# start of Given data

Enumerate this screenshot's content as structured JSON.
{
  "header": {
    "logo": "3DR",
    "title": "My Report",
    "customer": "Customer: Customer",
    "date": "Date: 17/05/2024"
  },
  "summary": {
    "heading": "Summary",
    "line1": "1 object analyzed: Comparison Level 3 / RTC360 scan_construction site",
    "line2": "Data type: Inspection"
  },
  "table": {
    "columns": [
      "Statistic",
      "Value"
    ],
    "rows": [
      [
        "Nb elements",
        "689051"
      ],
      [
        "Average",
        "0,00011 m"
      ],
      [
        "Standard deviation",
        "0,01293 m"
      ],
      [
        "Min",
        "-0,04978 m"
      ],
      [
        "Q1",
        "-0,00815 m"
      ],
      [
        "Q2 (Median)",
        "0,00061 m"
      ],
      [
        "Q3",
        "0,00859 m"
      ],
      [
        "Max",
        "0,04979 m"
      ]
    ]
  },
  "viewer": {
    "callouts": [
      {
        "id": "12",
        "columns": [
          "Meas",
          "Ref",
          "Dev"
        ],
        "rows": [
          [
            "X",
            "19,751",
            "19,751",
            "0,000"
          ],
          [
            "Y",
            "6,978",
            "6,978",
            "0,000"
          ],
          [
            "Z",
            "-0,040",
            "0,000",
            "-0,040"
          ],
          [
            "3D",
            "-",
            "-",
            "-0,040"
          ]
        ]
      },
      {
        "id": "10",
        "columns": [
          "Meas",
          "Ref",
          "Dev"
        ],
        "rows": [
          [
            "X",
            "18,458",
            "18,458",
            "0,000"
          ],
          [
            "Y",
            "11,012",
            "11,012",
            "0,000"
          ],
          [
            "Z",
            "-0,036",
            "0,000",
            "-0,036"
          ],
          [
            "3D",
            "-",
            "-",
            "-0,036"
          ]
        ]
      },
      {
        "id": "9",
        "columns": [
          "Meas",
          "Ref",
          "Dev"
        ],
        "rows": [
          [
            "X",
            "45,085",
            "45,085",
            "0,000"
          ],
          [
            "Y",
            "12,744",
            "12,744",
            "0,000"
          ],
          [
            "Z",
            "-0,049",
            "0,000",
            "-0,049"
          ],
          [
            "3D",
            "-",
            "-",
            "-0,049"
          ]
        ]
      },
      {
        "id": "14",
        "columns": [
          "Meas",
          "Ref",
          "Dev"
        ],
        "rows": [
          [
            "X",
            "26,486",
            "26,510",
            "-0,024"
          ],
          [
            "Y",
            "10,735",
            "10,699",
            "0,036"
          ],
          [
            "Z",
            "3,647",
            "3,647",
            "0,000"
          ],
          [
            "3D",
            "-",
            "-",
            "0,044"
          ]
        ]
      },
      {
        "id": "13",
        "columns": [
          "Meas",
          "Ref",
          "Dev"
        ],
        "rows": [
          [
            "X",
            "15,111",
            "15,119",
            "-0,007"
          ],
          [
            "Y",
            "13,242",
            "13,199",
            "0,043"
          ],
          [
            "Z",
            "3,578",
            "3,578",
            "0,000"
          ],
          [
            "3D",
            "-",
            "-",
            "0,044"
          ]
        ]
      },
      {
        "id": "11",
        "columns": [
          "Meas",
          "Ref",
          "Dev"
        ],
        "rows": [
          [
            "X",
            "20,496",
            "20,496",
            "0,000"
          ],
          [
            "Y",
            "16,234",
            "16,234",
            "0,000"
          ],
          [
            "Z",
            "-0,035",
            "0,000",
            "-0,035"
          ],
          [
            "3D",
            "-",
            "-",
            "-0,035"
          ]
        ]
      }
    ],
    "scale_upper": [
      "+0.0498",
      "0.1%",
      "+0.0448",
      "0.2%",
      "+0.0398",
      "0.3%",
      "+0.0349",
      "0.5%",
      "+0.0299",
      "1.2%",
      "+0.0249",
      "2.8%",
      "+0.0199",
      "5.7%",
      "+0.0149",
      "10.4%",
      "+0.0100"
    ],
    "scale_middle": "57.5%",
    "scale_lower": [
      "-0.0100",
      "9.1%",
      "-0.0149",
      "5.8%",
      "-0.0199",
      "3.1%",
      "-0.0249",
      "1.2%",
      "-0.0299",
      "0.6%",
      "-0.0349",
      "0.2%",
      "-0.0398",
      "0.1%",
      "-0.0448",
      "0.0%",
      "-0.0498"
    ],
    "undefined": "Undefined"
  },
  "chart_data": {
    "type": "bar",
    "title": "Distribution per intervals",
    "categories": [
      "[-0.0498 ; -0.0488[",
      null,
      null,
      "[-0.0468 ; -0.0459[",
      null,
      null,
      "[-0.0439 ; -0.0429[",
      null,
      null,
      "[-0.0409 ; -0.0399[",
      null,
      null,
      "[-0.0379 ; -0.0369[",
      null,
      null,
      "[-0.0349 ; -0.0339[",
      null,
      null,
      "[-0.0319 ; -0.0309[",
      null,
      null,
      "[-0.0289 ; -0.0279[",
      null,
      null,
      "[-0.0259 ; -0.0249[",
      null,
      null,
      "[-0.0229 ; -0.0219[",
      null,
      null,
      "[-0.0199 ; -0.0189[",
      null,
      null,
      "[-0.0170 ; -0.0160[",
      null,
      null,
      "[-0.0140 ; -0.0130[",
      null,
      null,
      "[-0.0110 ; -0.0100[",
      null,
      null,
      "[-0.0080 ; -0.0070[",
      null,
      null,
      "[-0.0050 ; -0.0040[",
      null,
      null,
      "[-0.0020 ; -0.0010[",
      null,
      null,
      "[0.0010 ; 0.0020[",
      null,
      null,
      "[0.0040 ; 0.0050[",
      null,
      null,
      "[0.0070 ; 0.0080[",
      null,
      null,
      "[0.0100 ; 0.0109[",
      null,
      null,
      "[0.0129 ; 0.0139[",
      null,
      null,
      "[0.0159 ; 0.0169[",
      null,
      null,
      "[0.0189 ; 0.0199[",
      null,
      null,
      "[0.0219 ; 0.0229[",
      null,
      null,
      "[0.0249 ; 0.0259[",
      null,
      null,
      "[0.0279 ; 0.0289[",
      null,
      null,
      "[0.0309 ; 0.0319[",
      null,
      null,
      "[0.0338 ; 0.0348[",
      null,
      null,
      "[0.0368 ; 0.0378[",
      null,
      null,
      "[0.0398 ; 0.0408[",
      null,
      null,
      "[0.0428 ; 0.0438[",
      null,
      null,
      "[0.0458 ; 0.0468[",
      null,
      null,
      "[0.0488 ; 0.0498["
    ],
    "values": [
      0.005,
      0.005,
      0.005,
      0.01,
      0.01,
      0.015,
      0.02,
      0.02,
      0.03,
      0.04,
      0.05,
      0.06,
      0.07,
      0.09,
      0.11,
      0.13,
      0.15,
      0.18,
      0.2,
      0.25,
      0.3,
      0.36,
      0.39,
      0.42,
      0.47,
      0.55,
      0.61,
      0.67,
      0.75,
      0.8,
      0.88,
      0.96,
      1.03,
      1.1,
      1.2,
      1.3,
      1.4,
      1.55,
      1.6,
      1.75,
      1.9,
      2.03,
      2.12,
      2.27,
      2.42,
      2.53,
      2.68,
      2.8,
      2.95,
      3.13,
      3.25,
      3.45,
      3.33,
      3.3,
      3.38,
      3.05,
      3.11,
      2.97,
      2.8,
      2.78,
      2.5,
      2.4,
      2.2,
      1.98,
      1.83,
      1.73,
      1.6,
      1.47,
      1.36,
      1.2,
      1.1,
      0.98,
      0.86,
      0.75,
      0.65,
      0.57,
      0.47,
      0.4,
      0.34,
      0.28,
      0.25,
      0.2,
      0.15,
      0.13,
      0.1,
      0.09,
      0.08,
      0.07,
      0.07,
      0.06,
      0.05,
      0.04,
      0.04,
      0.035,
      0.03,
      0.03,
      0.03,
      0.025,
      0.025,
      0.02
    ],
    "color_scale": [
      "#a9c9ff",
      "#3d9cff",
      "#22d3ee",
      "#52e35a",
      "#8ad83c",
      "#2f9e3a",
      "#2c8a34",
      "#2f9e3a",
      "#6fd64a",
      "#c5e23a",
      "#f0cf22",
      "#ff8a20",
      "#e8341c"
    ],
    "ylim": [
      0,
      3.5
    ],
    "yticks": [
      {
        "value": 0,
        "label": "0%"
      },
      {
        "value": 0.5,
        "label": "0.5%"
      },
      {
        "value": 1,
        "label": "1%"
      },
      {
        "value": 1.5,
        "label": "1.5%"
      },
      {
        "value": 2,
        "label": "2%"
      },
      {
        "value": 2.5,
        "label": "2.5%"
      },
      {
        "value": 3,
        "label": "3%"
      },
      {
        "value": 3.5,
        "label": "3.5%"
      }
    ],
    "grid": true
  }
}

# end of Given data
# start of Given data

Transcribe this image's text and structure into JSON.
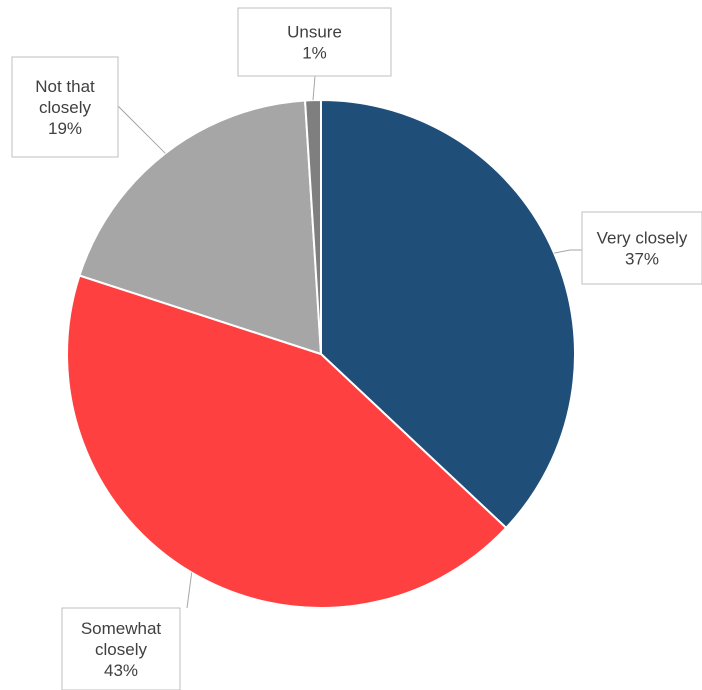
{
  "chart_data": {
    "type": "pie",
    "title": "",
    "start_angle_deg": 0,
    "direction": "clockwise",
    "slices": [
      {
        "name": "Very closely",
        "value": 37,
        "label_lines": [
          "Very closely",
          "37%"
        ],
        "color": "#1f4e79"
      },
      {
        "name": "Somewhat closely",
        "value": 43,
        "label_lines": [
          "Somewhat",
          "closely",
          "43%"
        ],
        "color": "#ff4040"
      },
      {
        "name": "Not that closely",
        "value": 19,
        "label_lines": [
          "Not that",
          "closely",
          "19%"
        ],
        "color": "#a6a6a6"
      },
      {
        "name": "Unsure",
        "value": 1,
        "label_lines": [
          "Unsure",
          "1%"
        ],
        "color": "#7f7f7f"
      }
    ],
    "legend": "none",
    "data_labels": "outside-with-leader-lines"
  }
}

# end of Given data
# start of Given data

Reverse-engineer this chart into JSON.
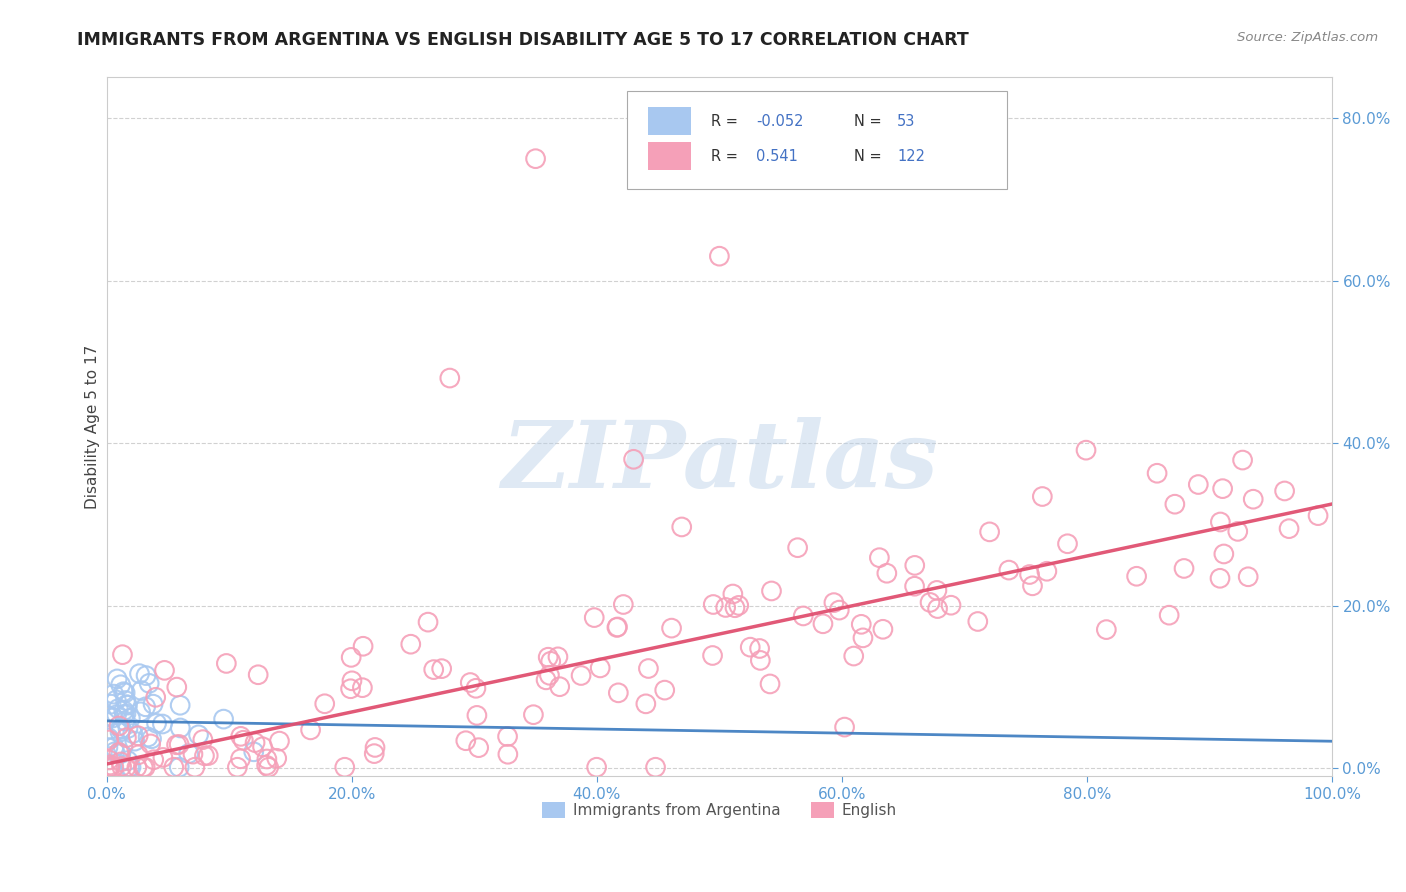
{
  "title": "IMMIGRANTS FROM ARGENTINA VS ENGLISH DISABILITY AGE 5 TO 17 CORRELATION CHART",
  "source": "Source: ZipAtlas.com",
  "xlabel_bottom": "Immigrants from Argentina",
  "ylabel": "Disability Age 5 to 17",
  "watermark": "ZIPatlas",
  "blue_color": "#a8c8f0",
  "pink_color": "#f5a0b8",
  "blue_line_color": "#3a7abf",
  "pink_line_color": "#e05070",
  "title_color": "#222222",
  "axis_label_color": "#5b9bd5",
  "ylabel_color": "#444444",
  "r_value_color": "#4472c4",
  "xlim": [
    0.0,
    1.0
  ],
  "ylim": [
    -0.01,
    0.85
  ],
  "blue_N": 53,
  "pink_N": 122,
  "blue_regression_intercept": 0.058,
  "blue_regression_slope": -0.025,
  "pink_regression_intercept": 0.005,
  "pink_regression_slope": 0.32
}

# end of Given data

What to do:
Out of the material above, select every line that holds the string "type".

Result:
    "line2": "Data type: Inspection"
    "type": "bar",
    "type": "pie",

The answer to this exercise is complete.